## START RECORD SET
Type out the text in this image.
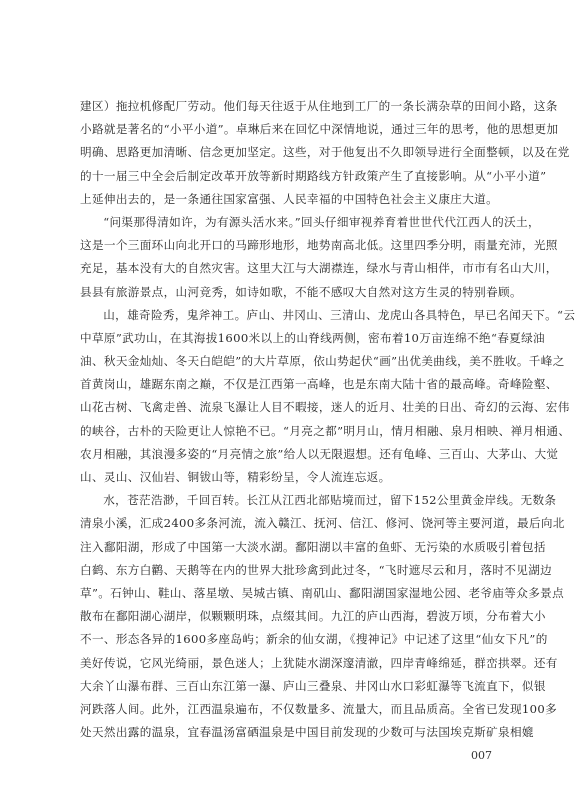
建区）拖拉机修配厂劳动。他们每天往返于从住地到工厂的一条长满杂草的田间小路，这条
小路就是著名的“小平小道”。卓琳后来在回忆中深情地说，通过三年的思考，他的思想更加
明确、思路更加清晰、信念更加坚定。这些，对于他复出不久即领导进行全面整顿，以及在党
的十一届三中全会后制定改革开放等新时期路线方针政策产生了直接影响。从“小平小道”
上延伸出去的，是一条通往国家富强、人民幸福的中国特色社会主义康庄大道。
“问渠那得清如许，为有源头活水来。”回头仔细审视养育着世世代代江西人的沃土，
这是一个三面环山向北开口的马蹄形地形，地势南高北低。这里四季分明，雨量充沛，光照
充足，基本没有大的自然灾害。这里大江与大湖襟连，绿水与青山相伴，市市有名山大川，
县县有旅游景点，山河竞秀，如诗如歌，不能不感叹大自然对这方生灵的特别眷顾。
山，雄奇险秀，鬼斧神工。庐山、井冈山、三清山、龙虎山各具特色，早已名闻天下。“云
中草原”武功山，在其海拔1600米以上的山脊线两侧，密布着10万亩连绵不绝“春夏绿油
油、秋天金灿灿、冬天白皑皑”的大片草原，依山势起伏“画”出优美曲线，美不胜收。千峰之
首黄岗山，雄踞东南之巅，不仅是江西第一高峰，也是东南大陆十省的最高峰。奇峰险壑、
山花古树、飞禽走兽、流泉飞瀑让人目不暇接，迷人的近月、壮美的日出、奇幻的云海、宏伟
的峡谷，古朴的天险更让人惊艳不已。“月亮之都”明月山，情月相融、泉月相映、禅月相通、
农月相融，其浪漫多姿的“月亮情之旅”给人以无限遐想。还有龟峰、三百山、大茅山、大觉
山、灵山、汉仙岩、铜钹山等，精彩纷呈，令人流连忘返。
水，苍茫浩渺，千回百转。长江从江西北部贴境而过，留下152公里黄金岸线。无数条
清泉小溪，汇成2400多条河流，流入赣江、抚河、信江、修河、饶河等主要河道，最后向北
注入鄱阳湖，形成了中国第一大淡水湖。鄱阳湖以丰富的鱼虾、无污染的水质吸引着包括
白鹤、东方白鹳、天鹅等在内的世界大批珍禽到此过冬，“飞时遮尽云和月，落时不见湖边
草”。石钟山、鞋山、落星墩、吴城古镇、南矶山、鄱阳湖国家湿地公园、老爷庙等众多景点
散布在鄱阳湖心湖岸，似颗颗明珠，点缀其间。九江的庐山西海，碧波万顷，分布着大小
不一、形态各异的1600多座岛屿；新余的仙女湖，《搜神记》中记述了这里“仙女下凡”的
美好传说，它风光绮丽，景色迷人；上犹陡水湖深邃清澈，四岸青峰绵延，群峦拱翠。还有
大余丫山瀑布群、三百山东江第一瀑、庐山三叠泉、井冈山水口彩虹瀑等飞流直下，似银
河跌落人间。此外，江西温泉遍布，不仅数量多、流量大，而且品质高。全省已发现100多
处天然出露的温泉，宜春温汤富硒温泉是中国目前发现的少数可与法国埃克斯矿泉相媲
007
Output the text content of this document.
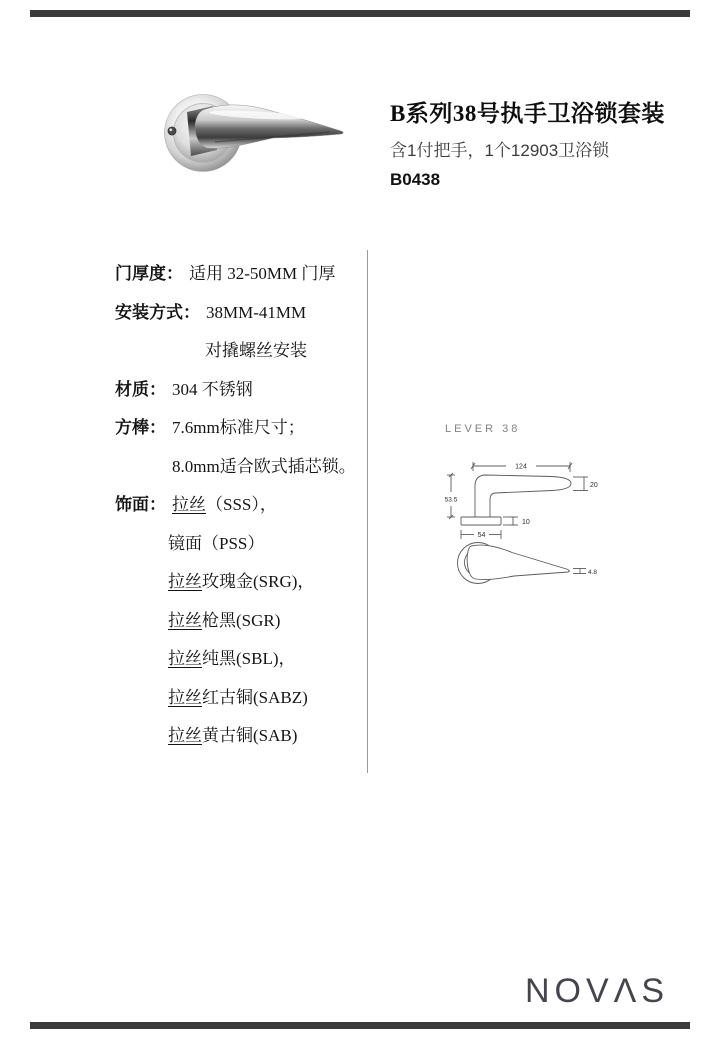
B系列38号执手卫浴锁套装
含1付把手，1个12903卫浴锁
B0438
门厚度： 适用 32-50MM 门厚
安装方式： 38MM-41MM
对撬螺丝安装
材质： 304 不锈钢
方棒： 7.6mm标准尺寸；
8.0mm适合欧式插芯锁。
饰面： 拉丝（SSS），
镜面（PSS）
拉丝玫瑰金(SRG)，
拉丝枪黑(SGR)
拉丝纯黑(SBL)，
拉丝红古铜(SABZ)
拉丝黄古铜(SAB)
LEVER 38
124
20
53.5
10
54
4.8
NOVΛS
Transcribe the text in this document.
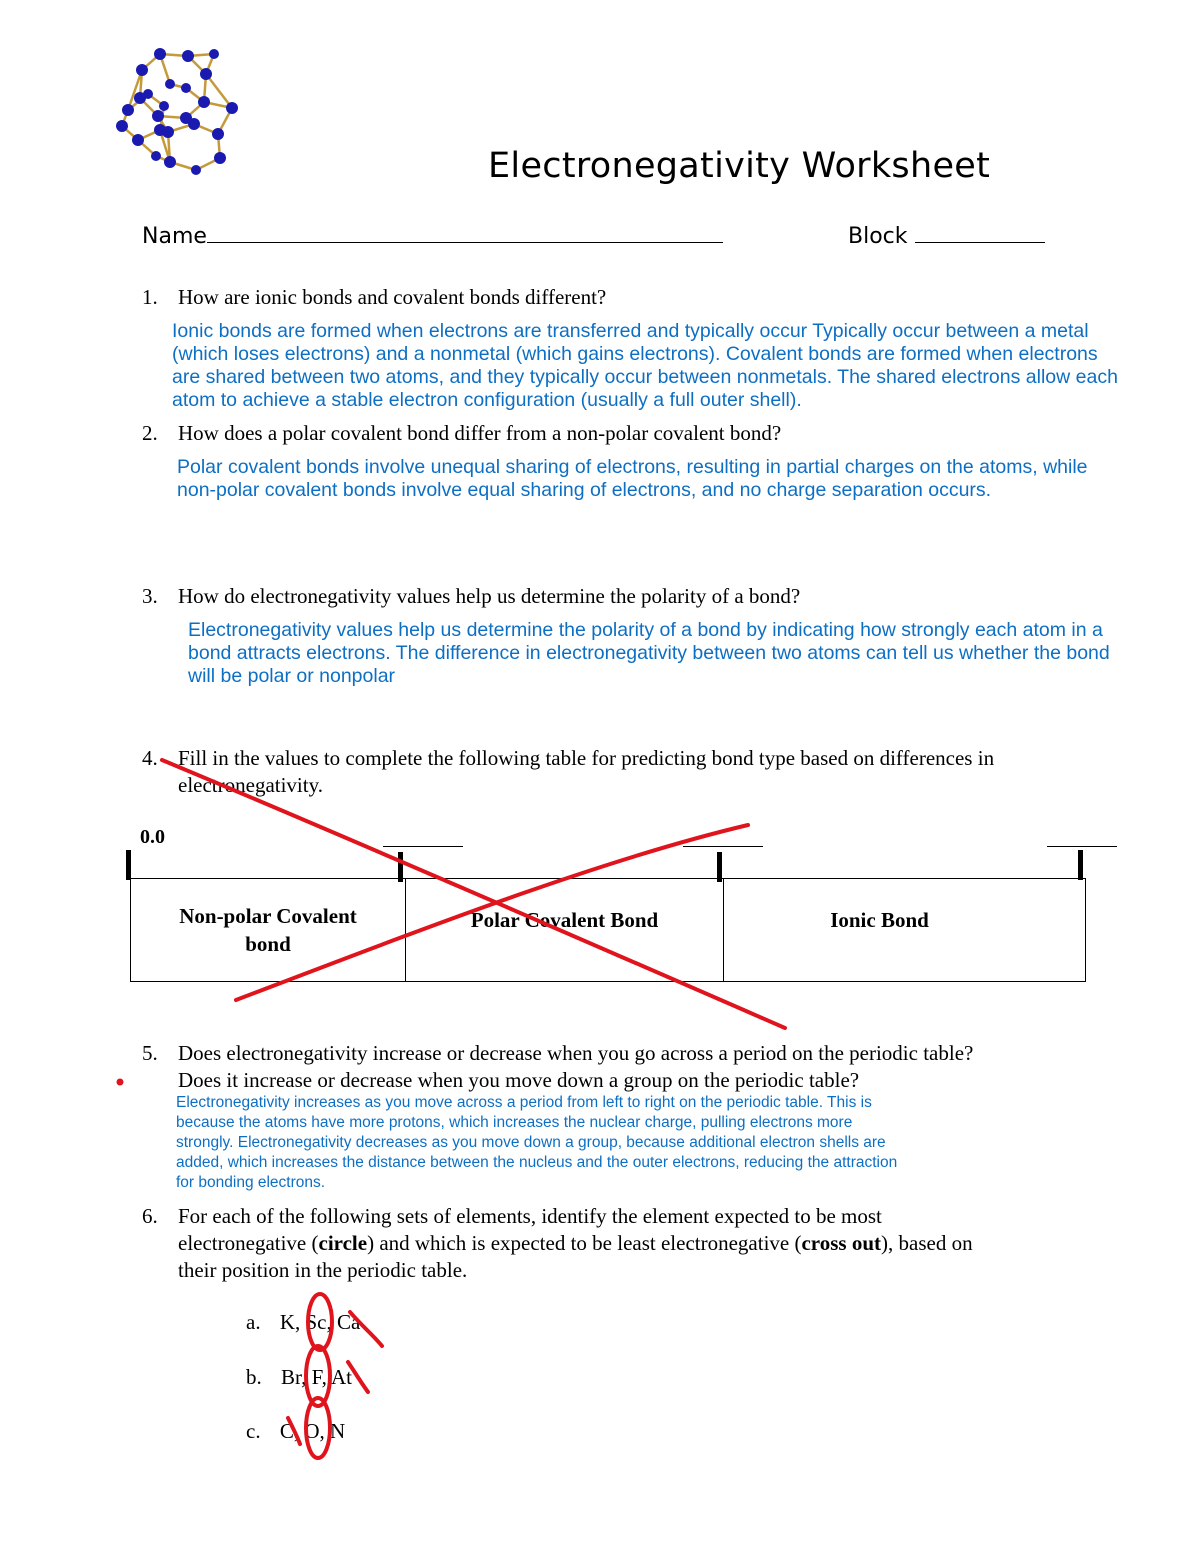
Electronegativity Worksheet
Name	Block
1. How are ionic bonds and covalent bonds different?
Ionic bonds are formed when electrons are transferred and typically occur Typically occur between a metal
(which loses electrons) and a nonmetal (which gains electrons). Covalent bonds are formed when electrons
are shared between two atoms, and they typically occur between nonmetals. The shared electrons allow each
atom to achieve a stable electron configuration (usually a full outer shell).
2. How does a polar covalent bond differ from a non-polar covalent bond?
Polar covalent bonds involve unequal sharing of electrons, resulting in partial charges on the atoms, while
non-polar covalent bonds involve equal sharing of electrons, and no charge separation occurs.
3. How do electronegativity values help us determine the polarity of a bond?
Electronegativity values help us determine the polarity of a bond by indicating how strongly each atom in a
bond attracts electrons. The difference in electronegativity between two atoms can tell us whether the bond
will be polar or nonpolar
4. Fill in the values to complete the following table for predicting bond type based on differences in
electronegativity.
0.0
Non-polar Covalent bond
Polar Covalent Bond	Ionic Bond
5. Does electronegativity increase or decrease when you go across a period on the periodic table?
Does it increase or decrease when you move down a group on the periodic table?
Electronegativity increases as you move across a period from left to right on the periodic table. This is
because the atoms have more protons, which increases the nuclear charge, pulling electrons more
strongly. Electronegativity decreases as you move down a group, because additional electron shells are
added, which increases the distance between the nucleus and the outer electrons, reducing the attraction
for bonding electrons.
6. For each of the following sets of elements, identify the element expected to be most
electronegative (circle) and which is expected to be least electronegative (cross out), based on
their position in the periodic table.
a. K, Sc, Ca
b. Br, F, At
c. C, O, N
## END RECORD SET
GIVEN EXERCISE:
Copy each line in full and exactly, omitting any picture.

WRITTEN REPLY:
Type out the text in this image.
建区）拖拉机修配厂劳动。他们每天往返于从住地到工厂的一条长满杂草的田间小路，这条
小路就是著名的“小平小道”。卓琳后来在回忆中深情地说，通过三年的思考，他的思想更加
明确、思路更加清晰、信念更加坚定。这些，对于他复出不久即领导进行全面整顿，以及在党
的十一届三中全会后制定改革开放等新时期路线方针政策产生了直接影响。从“小平小道”
上延伸出去的，是一条通往国家富强、人民幸福的中国特色社会主义康庄大道。
“问渠那得清如许，为有源头活水来。”回头仔细审视养育着世世代代江西人的沃土，
这是一个三面环山向北开口的马蹄形地形，地势南高北低。这里四季分明，雨量充沛，光照
充足，基本没有大的自然灾害。这里大江与大湖襟连，绿水与青山相伴，市市有名山大川，
县县有旅游景点，山河竞秀，如诗如歌，不能不感叹大自然对这方生灵的特别眷顾。
山，雄奇险秀，鬼斧神工。庐山、井冈山、三清山、龙虎山各具特色，早已名闻天下。“云
中草原”武功山，在其海拔1600米以上的山脊线两侧，密布着10万亩连绵不绝“春夏绿油
油、秋天金灿灿、冬天白皑皑”的大片草原，依山势起伏“画”出优美曲线，美不胜收。千峰之
首黄岗山，雄踞东南之巅，不仅是江西第一高峰，也是东南大陆十省的最高峰。奇峰险壑、
山花古树、飞禽走兽、流泉飞瀑让人目不暇接，迷人的近月、壮美的日出、奇幻的云海、宏伟
的峡谷，古朴的天险更让人惊艳不已。“月亮之都”明月山，情月相融、泉月相映、禅月相通、
农月相融，其浪漫多姿的“月亮情之旅”给人以无限遐想。还有龟峰、三百山、大茅山、大觉
山、灵山、汉仙岩、铜钹山等，精彩纷呈，令人流连忘返。
水，苍茫浩渺，千回百转。长江从江西北部贴境而过，留下152公里黄金岸线。无数条
清泉小溪，汇成2400多条河流，流入赣江、抚河、信江、修河、饶河等主要河道，最后向北
注入鄱阳湖，形成了中国第一大淡水湖。鄱阳湖以丰富的鱼虾、无污染的水质吸引着包括
白鹤、东方白鹳、天鹅等在内的世界大批珍禽到此过冬，“飞时遮尽云和月，落时不见湖边
草”。石钟山、鞋山、落星墩、吴城古镇、南矶山、鄱阳湖国家湿地公园、老爷庙等众多景点
散布在鄱阳湖心湖岸，似颗颗明珠，点缀其间。九江的庐山西海，碧波万顷，分布着大小
不一、形态各异的1600多座岛屿；新余的仙女湖，《搜神记》中记述了这里“仙女下凡”的
美好传说，它风光绮丽，景色迷人；上犹陡水湖深邃清澈，四岸青峰绵延，群峦拱翠。还有
大余丫山瀑布群、三百山东江第一瀑、庐山三叠泉、井冈山水口彩虹瀑等飞流直下，似银
河跌落人间。此外，江西温泉遍布，不仅数量多、流量大，而且品质高。全省已发现100多
处天然出露的温泉，宜春温汤富硒温泉是中国目前发现的少数可与法国埃克斯矿泉相媲
007
Output the text content of this document.
B系列38号执手卫浴锁套装
含1付把手，1个12903卫浴锁
B0438
门厚度： 适用 32-50MM 门厚
安装方式： 38MM-41MM
对撬螺丝安装
材质： 304 不锈钢
方棒： 7.6mm标准尺寸；
8.0mm适合欧式插芯锁。
饰面： 拉丝（SSS），
镜面（PSS）
拉丝玫瑰金(SRG)，
拉丝枪黑(SGR)
拉丝纯黑(SBL)，
拉丝红古铜(SABZ)
拉丝黄古铜(SAB)
LEVER 38
124
20
53.5
10
54
4.8
NOVΛS
Transcribe the text in this document.
Electronegativity Worksheet
Name	Block
1. How are ionic bonds and covalent bonds different?
Ionic bonds are formed when electrons are transferred and typically occur Typically occur between a metal
(which loses electrons) and a nonmetal (which gains electrons). Covalent bonds are formed when electrons
are shared between two atoms, and they typically occur between nonmetals. The shared electrons allow each
atom to achieve a stable electron configuration (usually a full outer shell).
2. How does a polar covalent bond differ from a non-polar covalent bond?
Polar covalent bonds involve unequal sharing of electrons, resulting in partial charges on the atoms, while
non-polar covalent bonds involve equal sharing of electrons, and no charge separation occurs.
3. How do electronegativity values help us determine the polarity of a bond?
Electronegativity values help us determine the polarity of a bond by indicating how strongly each atom in a
bond attracts electrons. The difference in electronegativity between two atoms can tell us whether the bond
will be polar or nonpolar
4. Fill in the values to complete the following table for predicting bond type based on differences in
electronegativity.
0.0
Non-polar Covalent bond
Polar Covalent Bond	Ionic Bond
5. Does electronegativity increase or decrease when you go across a period on the periodic table?
Does it increase or decrease when you move down a group on the periodic table?
Electronegativity increases as you move across a period from left to right on the periodic table. This is
because the atoms have more protons, which increases the nuclear charge, pulling electrons more
strongly. Electronegativity decreases as you move down a group, because additional electron shells are
added, which increases the distance between the nucleus and the outer electrons, reducing the attraction
for bonding electrons.
6. For each of the following sets of elements, identify the element expected to be most
electronegative (circle) and which is expected to be least electronegative (cross out), based on
their position in the periodic table.
a. K, Sc, Ca
b. Br, F, At
c. C, O, N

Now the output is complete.